Collected data
● ● ● ● ●

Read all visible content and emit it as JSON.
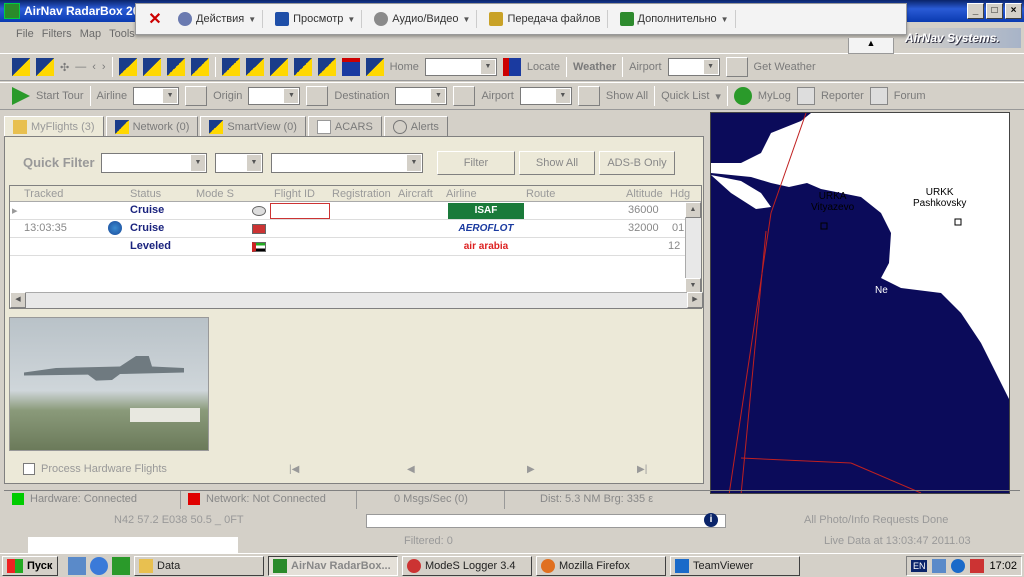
{
  "window": {
    "title": "AirNav RadarBox 20",
    "brand": "AirNav Systems."
  },
  "popup": {
    "items": [
      {
        "label": "Действия",
        "icon": "gear-icon",
        "color": "#6a7ab0"
      },
      {
        "label": "Просмотр",
        "icon": "monitor-icon",
        "color": "#1f4fa8"
      },
      {
        "label": "Аудио/Видео",
        "icon": "speaker-icon",
        "color": "#8a8a8a"
      },
      {
        "label": "Передача файлов",
        "icon": "file-transfer-icon",
        "color": "#c9a227"
      },
      {
        "label": "Дополнительно",
        "icon": "puzzle-icon",
        "color": "#2d8a2d"
      }
    ]
  },
  "menu": [
    "File",
    "Filters",
    "Map",
    "Tools"
  ],
  "toolbar1": {
    "home": "Home",
    "locate": "Locate",
    "weather": "Weather",
    "airport": "Airport",
    "get_weather": "Get Weather"
  },
  "toolbar2": {
    "start_tour": "Start Tour",
    "airline": "Airline",
    "origin": "Origin",
    "destination": "Destination",
    "airport": "Airport",
    "show_all": "Show All",
    "quick_list": "Quick List",
    "mylog": "MyLog",
    "reporter": "Reporter",
    "forum": "Forum"
  },
  "tabs": [
    {
      "label": "MyFlights (3)",
      "icon": "myflights-icon"
    },
    {
      "label": "Network (0)",
      "icon": "network-icon"
    },
    {
      "label": "SmartView (0)",
      "icon": "smartview-icon"
    },
    {
      "label": "ACARS",
      "icon": "acars-icon"
    },
    {
      "label": "Alerts",
      "icon": "alerts-icon"
    }
  ],
  "quick_filter": {
    "label": "Quick Filter",
    "filter_btn": "Filter",
    "show_all_btn": "Show All",
    "adsb_btn": "ADS-B Only"
  },
  "grid": {
    "columns": [
      "Tracked",
      "Status",
      "Mode S",
      "Flight ID",
      "Registration",
      "Aircraft",
      "Airline",
      "Route",
      "Altitude",
      "Hdg"
    ],
    "rows": [
      {
        "tracked": "",
        "status": "Cruise",
        "flag": "#d22",
        "airline": "ISAF",
        "airline_bg": "#1a7a3a",
        "airline_color": "#fff",
        "altitude": "36000",
        "hdg": ""
      },
      {
        "tracked": "13:03:35",
        "status": "Cruise",
        "flag": "#c33",
        "airline": "AEROFLOT",
        "airline_bg": "#fff",
        "airline_color": "#1a3aa0",
        "altitude": "32000",
        "hdg": "01:"
      },
      {
        "tracked": "",
        "status": "Leveled",
        "flag": "#2a2",
        "airline": "air arabia",
        "airline_bg": "#fff",
        "airline_color": "#d22",
        "altitude": "12",
        "hdg": ""
      }
    ]
  },
  "hardware_flights": "Process Hardware Flights",
  "map": {
    "labels": [
      {
        "code": "URKA",
        "name": "Vityazevo"
      },
      {
        "code": "URKK",
        "name": "Pashkovsky"
      },
      {
        "code": "Ne",
        "name": ""
      }
    ]
  },
  "status": {
    "hardware": "Hardware: Connected",
    "hardware_color": "#00cc00",
    "network": "Network: Not Connected",
    "network_color": "#e00000",
    "msgs": "0 Msgs/Sec (0)",
    "dist": "Dist: 5.3 NM   Brg: 335 ε"
  },
  "position": {
    "coord": "N42 57.2 E038 50.5 _ 0FT",
    "info_icon": "i",
    "done": "All Photo/Info Requests Done"
  },
  "bottom": {
    "filtered": "Filtered: 0",
    "live": "Live Data at 13:03:47 2011.03"
  },
  "taskbar": {
    "start": "Пуск",
    "tasks": [
      {
        "label": "Data",
        "icon": "folder-icon",
        "color": "#e8c050"
      },
      {
        "label": "AirNav RadarBox...",
        "icon": "radarbox-icon",
        "color": "#2a8a2a",
        "active": true
      },
      {
        "label": "ModeS Logger 3.4",
        "icon": "modes-logger-icon",
        "color": "#c33"
      },
      {
        "label": "Mozilla Firefox",
        "icon": "firefox-icon",
        "color": "#e07020"
      },
      {
        "label": "TeamViewer",
        "icon": "teamviewer-icon",
        "color": "#1a6ac9"
      }
    ],
    "lang": "EN",
    "clock": "17:02"
  }
}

● ● ● ● ●

- [The request]: Exactly as written, return every line of the listing, but not the pictures.

- [Exercise solution]:
Read all visible content and emit it as JSON.
{
  "window": {
    "title": "AirNav RadarBox 20",
    "brand": "AirNav Systems."
  },
  "popup": {
    "items": [
      {
        "label": "Действия",
        "icon": "gear-icon",
        "color": "#6a7ab0"
      },
      {
        "label": "Просмотр",
        "icon": "monitor-icon",
        "color": "#1f4fa8"
      },
      {
        "label": "Аудио/Видео",
        "icon": "speaker-icon",
        "color": "#8a8a8a"
      },
      {
        "label": "Передача файлов",
        "icon": "file-transfer-icon",
        "color": "#c9a227"
      },
      {
        "label": "Дополнительно",
        "icon": "puzzle-icon",
        "color": "#2d8a2d"
      }
    ]
  },
  "menu": [
    "File",
    "Filters",
    "Map",
    "Tools"
  ],
  "toolbar1": {
    "home": "Home",
    "locate": "Locate",
    "weather": "Weather",
    "airport": "Airport",
    "get_weather": "Get Weather"
  },
  "toolbar2": {
    "start_tour": "Start Tour",
    "airline": "Airline",
    "origin": "Origin",
    "destination": "Destination",
    "airport": "Airport",
    "show_all": "Show All",
    "quick_list": "Quick List",
    "mylog": "MyLog",
    "reporter": "Reporter",
    "forum": "Forum"
  },
  "tabs": [
    {
      "label": "MyFlights (3)",
      "icon": "myflights-icon"
    },
    {
      "label": "Network (0)",
      "icon": "network-icon"
    },
    {
      "label": "SmartView (0)",
      "icon": "smartview-icon"
    },
    {
      "label": "ACARS",
      "icon": "acars-icon"
    },
    {
      "label": "Alerts",
      "icon": "alerts-icon"
    }
  ],
  "quick_filter": {
    "label": "Quick Filter",
    "filter_btn": "Filter",
    "show_all_btn": "Show All",
    "adsb_btn": "ADS-B Only"
  },
  "grid": {
    "columns": [
      "Tracked",
      "Status",
      "Mode S",
      "Flight ID",
      "Registration",
      "Aircraft",
      "Airline",
      "Route",
      "Altitude",
      "Hdg"
    ],
    "rows": [
      {
        "tracked": "",
        "status": "Cruise",
        "flag": "#d22",
        "airline": "ISAF",
        "airline_bg": "#1a7a3a",
        "airline_color": "#fff",
        "altitude": "36000",
        "hdg": ""
      },
      {
        "tracked": "13:03:35",
        "status": "Cruise",
        "flag": "#c33",
        "airline": "AEROFLOT",
        "airline_bg": "#fff",
        "airline_color": "#1a3aa0",
        "altitude": "32000",
        "hdg": "01:"
      },
      {
        "tracked": "",
        "status": "Leveled",
        "flag": "#2a2",
        "airline": "air arabia",
        "airline_bg": "#fff",
        "airline_color": "#d22",
        "altitude": "12",
        "hdg": ""
      }
    ]
  },
  "hardware_flights": "Process Hardware Flights",
  "map": {
    "labels": [
      {
        "code": "URKA",
        "name": "Vityazevo"
      },
      {
        "code": "URKK",
        "name": "Pashkovsky"
      },
      {
        "code": "Ne",
        "name": ""
      }
    ]
  },
  "status": {
    "hardware": "Hardware: Connected",
    "hardware_color": "#00cc00",
    "network": "Network: Not Connected",
    "network_color": "#e00000",
    "msgs": "0 Msgs/Sec (0)",
    "dist": "Dist: 5.3 NM   Brg: 335 ε"
  },
  "position": {
    "coord": "N42 57.2 E038 50.5 _ 0FT",
    "info_icon": "i",
    "done": "All Photo/Info Requests Done"
  },
  "bottom": {
    "filtered": "Filtered: 0",
    "live": "Live Data at 13:03:47 2011.03"
  },
  "taskbar": {
    "start": "Пуск",
    "tasks": [
      {
        "label": "Data",
        "icon": "folder-icon",
        "color": "#e8c050"
      },
      {
        "label": "AirNav RadarBox...",
        "icon": "radarbox-icon",
        "color": "#2a8a2a",
        "active": true
      },
      {
        "label": "ModeS Logger 3.4",
        "icon": "modes-logger-icon",
        "color": "#c33"
      },
      {
        "label": "Mozilla Firefox",
        "icon": "firefox-icon",
        "color": "#e07020"
      },
      {
        "label": "TeamViewer",
        "icon": "teamviewer-icon",
        "color": "#1a6ac9"
      }
    ],
    "lang": "EN",
    "clock": "17:02"
  }
}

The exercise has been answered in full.